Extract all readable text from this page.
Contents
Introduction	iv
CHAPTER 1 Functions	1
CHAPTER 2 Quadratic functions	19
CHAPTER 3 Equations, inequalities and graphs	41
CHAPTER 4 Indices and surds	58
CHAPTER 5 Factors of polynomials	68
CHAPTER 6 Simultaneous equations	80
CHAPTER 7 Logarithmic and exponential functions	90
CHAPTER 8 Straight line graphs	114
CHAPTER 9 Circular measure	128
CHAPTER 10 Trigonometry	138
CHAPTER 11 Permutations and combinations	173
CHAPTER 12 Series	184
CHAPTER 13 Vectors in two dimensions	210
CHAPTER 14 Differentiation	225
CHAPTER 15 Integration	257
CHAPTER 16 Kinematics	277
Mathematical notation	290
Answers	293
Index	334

* * *

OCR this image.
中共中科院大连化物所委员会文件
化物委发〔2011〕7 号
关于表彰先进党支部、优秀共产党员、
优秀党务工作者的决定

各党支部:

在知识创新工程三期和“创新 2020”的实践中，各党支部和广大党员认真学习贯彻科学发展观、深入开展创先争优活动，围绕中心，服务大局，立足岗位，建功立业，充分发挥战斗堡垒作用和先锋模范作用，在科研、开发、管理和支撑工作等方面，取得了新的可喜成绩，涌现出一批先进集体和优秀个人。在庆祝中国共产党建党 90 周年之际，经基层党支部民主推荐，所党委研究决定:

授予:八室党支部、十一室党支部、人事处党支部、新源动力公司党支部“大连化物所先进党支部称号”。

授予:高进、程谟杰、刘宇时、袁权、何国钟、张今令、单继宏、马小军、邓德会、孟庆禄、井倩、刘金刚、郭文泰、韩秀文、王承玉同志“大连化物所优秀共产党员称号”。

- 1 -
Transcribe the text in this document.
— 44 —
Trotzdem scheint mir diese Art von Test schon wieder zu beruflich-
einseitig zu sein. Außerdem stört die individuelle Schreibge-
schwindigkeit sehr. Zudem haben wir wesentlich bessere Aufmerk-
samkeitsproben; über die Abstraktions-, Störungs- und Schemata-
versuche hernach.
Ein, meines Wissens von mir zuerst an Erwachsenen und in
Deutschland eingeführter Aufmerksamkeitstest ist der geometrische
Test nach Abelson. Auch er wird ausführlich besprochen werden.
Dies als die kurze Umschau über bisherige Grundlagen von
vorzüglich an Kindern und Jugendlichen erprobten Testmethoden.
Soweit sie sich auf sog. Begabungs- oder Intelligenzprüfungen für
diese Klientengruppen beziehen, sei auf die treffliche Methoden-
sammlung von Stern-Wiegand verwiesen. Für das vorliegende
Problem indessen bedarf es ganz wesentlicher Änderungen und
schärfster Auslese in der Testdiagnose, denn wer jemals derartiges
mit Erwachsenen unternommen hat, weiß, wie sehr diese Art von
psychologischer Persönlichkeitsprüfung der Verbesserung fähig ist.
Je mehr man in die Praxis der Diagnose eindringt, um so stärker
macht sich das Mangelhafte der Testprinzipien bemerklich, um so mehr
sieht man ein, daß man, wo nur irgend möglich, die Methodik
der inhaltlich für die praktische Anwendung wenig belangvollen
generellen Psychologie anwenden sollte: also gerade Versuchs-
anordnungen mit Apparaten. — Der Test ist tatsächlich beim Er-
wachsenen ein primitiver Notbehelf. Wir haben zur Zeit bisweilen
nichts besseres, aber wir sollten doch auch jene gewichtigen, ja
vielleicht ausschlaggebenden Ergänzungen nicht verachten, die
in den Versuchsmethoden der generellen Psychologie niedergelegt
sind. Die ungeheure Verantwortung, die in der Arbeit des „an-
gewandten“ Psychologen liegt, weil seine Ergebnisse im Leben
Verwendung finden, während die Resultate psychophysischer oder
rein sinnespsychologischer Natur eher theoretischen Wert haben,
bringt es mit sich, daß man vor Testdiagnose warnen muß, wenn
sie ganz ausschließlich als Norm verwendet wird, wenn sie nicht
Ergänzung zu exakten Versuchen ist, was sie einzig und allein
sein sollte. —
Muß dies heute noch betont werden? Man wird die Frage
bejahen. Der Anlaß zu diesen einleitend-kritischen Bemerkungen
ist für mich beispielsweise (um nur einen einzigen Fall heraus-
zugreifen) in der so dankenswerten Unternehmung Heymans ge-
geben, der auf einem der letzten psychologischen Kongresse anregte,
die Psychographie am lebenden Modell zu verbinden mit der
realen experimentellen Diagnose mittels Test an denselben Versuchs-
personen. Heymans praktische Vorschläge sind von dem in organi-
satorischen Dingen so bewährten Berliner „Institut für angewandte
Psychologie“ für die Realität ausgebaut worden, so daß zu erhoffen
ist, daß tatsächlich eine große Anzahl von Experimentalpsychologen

* * *

**Work to be completed:** Where a line holds "wenn", copy it out.

**Solution to this exercise:**
bringt es mit sich, daß man vor Testdiagnose warnen muß, wenn
sie ganz ausschließlich als Norm verwendet wird, wenn sie nicht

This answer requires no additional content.